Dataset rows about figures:
::::

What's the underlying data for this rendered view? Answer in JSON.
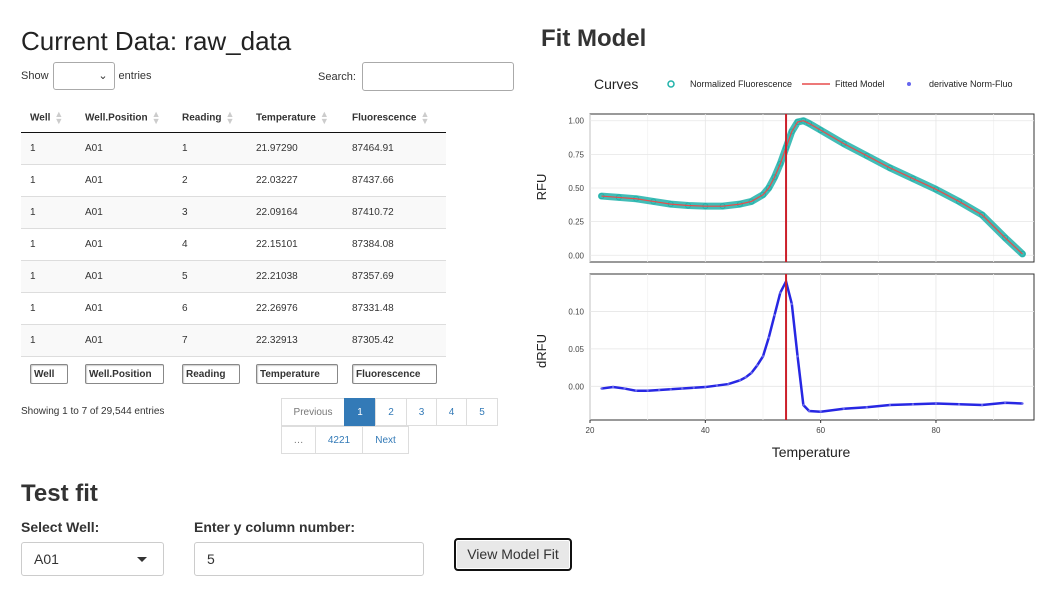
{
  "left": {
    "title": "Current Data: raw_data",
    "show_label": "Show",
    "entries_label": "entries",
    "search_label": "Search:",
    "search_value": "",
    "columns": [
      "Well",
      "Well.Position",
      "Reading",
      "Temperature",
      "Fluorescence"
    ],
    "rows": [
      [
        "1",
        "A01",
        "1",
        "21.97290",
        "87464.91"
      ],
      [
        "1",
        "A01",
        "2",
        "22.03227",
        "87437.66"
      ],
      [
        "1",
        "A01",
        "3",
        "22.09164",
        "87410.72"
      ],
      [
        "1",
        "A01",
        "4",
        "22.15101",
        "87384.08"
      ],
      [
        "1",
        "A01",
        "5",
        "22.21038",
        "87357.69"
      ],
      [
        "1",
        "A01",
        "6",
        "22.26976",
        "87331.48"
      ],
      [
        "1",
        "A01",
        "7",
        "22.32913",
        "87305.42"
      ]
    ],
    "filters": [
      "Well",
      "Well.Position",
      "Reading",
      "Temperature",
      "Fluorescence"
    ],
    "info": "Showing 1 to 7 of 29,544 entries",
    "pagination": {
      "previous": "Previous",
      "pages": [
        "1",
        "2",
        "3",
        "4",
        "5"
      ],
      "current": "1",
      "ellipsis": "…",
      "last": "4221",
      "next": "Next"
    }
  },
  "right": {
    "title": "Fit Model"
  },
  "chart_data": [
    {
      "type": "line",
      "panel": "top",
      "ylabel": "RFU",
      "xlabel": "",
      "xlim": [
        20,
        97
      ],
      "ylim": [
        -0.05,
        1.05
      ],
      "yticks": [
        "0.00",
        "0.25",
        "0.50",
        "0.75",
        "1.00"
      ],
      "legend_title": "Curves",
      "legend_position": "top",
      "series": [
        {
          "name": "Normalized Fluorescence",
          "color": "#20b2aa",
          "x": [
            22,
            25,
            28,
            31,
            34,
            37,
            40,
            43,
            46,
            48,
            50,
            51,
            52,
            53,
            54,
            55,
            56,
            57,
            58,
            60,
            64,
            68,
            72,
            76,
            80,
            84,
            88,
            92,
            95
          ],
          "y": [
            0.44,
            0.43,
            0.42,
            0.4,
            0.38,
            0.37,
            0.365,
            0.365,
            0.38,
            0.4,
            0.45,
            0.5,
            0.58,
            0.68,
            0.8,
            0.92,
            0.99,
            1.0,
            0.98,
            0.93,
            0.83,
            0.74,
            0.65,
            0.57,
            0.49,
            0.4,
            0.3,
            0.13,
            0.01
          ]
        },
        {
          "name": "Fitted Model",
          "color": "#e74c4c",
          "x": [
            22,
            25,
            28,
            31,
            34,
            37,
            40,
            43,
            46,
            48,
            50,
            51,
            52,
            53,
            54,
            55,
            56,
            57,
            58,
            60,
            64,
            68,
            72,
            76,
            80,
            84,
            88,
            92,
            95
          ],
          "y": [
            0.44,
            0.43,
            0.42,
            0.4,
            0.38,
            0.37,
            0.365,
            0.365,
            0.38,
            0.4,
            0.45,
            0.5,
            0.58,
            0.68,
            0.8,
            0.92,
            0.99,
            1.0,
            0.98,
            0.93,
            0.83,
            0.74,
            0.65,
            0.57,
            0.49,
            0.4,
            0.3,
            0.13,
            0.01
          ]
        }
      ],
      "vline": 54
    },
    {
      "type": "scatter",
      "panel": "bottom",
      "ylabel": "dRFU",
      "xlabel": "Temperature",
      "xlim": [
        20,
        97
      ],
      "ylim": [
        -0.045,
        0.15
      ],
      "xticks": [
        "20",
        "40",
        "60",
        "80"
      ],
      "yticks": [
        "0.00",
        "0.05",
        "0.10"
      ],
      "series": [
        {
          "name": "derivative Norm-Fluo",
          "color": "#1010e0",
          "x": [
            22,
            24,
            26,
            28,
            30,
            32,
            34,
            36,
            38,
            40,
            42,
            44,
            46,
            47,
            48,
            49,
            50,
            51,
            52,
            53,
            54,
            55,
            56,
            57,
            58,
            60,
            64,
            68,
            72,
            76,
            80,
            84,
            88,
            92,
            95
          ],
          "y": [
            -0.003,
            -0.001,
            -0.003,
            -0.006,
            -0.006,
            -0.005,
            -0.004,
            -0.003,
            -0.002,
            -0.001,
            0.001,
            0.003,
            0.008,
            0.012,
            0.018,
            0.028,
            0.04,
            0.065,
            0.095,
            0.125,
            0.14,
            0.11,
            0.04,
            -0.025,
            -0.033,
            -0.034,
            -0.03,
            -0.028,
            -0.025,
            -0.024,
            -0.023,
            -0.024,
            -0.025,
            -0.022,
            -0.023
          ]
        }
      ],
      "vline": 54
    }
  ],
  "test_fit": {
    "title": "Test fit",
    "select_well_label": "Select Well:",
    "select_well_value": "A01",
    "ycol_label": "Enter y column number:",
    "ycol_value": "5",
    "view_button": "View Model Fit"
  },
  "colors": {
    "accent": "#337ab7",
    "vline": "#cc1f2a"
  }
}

::::

Stated problem: Above are the records. Identify each line that contains the word "entries".

Solution:
    "entries_label": "entries",
    "info": "Showing 1 to 7 of 29,544 entries",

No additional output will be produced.